STATED GOAL:
Write out each line from the data below that includes the word "object".
== == ==
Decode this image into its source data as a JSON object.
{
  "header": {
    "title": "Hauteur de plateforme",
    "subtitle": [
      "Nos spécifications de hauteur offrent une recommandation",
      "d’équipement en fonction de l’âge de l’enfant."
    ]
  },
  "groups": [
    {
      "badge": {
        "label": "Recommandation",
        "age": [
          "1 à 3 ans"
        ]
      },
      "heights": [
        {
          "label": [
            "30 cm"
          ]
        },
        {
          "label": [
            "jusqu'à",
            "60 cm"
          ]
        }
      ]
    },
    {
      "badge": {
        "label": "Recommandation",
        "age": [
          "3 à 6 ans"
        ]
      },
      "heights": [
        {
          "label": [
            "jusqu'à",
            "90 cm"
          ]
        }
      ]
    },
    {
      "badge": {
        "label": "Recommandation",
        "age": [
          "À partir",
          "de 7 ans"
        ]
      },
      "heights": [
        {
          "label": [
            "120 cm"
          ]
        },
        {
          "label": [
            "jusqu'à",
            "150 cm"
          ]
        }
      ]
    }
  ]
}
== == ==
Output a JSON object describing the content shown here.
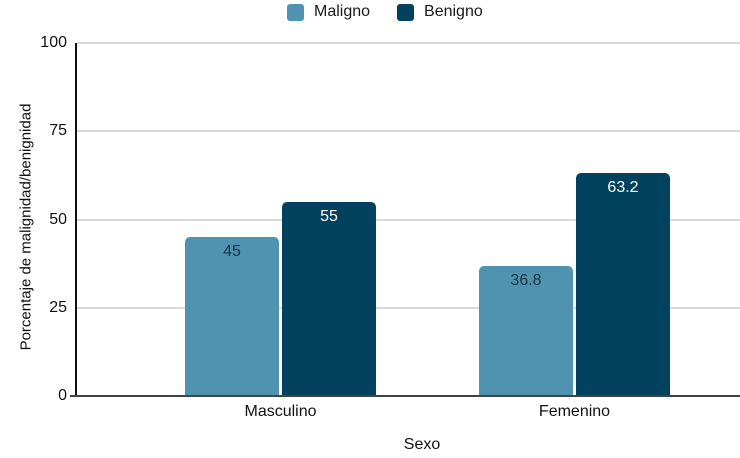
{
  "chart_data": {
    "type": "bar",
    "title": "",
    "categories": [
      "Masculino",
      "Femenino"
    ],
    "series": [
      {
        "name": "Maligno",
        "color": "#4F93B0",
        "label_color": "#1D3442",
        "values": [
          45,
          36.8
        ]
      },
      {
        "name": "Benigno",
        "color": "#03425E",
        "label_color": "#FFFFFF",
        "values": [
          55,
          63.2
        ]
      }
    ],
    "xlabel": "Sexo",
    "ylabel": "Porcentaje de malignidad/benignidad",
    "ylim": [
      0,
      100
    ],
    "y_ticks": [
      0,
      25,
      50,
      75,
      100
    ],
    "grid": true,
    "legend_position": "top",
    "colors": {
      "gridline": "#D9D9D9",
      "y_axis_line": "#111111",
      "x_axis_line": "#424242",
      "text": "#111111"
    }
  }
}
== == ==
EXERCISE SOLUTION:
Decode this image into its source data as a JSON object.
Output a JSON object describing the content shown here.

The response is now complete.